### [EXERCISE BRIEF]
Extract and list every line that contains the word "access".

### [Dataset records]
<<<<

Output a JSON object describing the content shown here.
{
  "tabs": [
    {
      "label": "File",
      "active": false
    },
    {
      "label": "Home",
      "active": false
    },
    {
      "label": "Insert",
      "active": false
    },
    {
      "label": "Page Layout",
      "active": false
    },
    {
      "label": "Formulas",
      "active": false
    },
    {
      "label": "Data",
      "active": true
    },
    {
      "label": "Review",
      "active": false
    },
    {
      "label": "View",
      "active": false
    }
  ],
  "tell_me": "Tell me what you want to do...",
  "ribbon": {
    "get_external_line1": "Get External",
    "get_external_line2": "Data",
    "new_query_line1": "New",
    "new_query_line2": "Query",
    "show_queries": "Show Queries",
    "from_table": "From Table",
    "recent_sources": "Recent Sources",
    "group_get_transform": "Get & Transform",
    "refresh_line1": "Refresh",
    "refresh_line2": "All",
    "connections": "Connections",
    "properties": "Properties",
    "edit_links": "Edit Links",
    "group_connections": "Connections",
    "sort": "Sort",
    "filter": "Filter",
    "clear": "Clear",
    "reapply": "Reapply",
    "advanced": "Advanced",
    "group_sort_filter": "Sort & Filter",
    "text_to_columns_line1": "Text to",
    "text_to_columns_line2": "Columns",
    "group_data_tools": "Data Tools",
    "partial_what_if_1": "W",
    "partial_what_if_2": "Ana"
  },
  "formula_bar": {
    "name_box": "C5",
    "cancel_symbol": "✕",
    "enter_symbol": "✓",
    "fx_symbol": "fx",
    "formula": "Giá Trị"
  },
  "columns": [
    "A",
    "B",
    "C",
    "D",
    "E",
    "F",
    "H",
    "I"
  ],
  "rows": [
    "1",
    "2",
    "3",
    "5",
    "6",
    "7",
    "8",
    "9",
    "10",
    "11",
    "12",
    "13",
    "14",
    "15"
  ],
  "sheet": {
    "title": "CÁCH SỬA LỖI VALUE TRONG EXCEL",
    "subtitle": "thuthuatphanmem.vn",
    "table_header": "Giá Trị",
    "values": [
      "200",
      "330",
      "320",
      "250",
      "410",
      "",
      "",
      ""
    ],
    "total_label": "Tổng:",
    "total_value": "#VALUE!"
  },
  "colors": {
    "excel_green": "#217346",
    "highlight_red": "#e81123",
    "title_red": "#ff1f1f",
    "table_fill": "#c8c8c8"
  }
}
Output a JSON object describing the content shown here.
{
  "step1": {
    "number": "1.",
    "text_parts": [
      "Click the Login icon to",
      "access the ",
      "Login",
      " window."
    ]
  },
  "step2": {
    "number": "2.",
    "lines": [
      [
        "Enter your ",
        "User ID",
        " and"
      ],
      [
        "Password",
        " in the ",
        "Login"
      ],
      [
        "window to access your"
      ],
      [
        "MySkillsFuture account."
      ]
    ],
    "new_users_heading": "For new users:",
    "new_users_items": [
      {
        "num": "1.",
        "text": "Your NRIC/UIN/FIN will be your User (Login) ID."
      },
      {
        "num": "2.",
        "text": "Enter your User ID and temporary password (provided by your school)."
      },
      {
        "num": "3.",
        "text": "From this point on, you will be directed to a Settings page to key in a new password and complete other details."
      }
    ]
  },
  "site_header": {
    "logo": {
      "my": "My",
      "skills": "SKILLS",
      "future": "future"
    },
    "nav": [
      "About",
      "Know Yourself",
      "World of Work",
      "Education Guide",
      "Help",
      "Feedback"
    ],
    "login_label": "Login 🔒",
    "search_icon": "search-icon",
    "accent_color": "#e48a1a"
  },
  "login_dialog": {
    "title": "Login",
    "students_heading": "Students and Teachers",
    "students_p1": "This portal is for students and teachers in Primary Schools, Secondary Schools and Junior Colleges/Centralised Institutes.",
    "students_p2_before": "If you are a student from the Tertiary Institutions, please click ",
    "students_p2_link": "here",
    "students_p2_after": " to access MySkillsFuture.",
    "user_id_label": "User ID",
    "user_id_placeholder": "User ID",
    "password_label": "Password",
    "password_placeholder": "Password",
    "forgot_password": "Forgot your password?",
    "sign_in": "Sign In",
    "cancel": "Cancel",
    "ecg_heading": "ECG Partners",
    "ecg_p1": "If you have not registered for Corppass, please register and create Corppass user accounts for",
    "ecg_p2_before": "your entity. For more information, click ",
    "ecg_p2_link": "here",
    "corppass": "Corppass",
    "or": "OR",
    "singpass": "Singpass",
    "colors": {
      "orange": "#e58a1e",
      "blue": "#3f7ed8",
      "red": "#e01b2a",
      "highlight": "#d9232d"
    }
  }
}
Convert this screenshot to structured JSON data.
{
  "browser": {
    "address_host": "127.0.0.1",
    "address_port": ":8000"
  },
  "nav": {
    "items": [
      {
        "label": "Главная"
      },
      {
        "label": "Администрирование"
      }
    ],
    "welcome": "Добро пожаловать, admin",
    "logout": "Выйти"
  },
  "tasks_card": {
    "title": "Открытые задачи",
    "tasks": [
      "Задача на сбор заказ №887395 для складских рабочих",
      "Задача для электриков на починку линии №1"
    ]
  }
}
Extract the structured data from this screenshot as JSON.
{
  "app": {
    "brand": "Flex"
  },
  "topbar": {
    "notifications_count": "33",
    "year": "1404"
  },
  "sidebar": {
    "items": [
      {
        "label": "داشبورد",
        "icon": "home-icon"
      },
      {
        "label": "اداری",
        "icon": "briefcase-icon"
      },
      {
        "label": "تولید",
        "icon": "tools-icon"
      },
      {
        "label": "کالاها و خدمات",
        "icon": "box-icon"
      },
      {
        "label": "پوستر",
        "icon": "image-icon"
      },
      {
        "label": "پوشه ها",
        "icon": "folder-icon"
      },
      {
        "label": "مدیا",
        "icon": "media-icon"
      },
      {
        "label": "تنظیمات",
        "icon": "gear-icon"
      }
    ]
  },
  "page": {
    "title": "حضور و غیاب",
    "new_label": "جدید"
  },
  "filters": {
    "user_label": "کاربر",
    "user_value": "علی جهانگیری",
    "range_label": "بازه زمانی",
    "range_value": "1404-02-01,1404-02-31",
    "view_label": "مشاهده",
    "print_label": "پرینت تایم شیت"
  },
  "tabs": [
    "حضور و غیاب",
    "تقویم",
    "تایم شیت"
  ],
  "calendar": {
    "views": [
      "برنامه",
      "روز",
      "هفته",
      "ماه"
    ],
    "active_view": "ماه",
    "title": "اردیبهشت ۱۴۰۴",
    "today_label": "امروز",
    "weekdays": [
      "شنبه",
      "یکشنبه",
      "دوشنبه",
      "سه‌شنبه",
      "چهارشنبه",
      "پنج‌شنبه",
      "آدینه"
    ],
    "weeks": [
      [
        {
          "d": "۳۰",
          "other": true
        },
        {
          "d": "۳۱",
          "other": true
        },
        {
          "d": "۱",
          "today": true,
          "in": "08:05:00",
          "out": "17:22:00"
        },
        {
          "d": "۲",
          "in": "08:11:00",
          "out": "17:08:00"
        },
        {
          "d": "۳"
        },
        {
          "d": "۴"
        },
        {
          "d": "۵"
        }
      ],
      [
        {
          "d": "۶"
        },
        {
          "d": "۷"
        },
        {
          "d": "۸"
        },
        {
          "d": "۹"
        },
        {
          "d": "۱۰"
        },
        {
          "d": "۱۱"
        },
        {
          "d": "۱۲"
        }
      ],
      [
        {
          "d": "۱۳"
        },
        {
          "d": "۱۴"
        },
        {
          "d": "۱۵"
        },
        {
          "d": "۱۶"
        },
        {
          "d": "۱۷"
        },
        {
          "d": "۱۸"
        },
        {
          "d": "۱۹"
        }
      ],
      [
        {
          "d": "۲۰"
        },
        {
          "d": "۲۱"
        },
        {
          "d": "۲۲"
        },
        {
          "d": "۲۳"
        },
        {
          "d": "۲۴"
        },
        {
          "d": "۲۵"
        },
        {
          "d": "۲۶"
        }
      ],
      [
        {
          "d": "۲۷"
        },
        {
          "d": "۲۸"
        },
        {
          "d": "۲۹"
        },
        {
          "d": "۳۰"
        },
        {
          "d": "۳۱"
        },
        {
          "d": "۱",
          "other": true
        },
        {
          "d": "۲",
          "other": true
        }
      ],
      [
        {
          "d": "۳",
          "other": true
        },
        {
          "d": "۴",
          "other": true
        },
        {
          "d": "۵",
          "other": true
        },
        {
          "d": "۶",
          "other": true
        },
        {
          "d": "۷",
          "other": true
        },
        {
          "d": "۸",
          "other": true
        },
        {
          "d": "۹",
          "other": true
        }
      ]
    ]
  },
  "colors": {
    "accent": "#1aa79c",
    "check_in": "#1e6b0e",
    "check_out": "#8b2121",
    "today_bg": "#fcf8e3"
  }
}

>>>>

### [COMPLETE ANSWER]
      "access the ",
        "window to access your"
    "students_p2_after": " to access MySkillsFuture.",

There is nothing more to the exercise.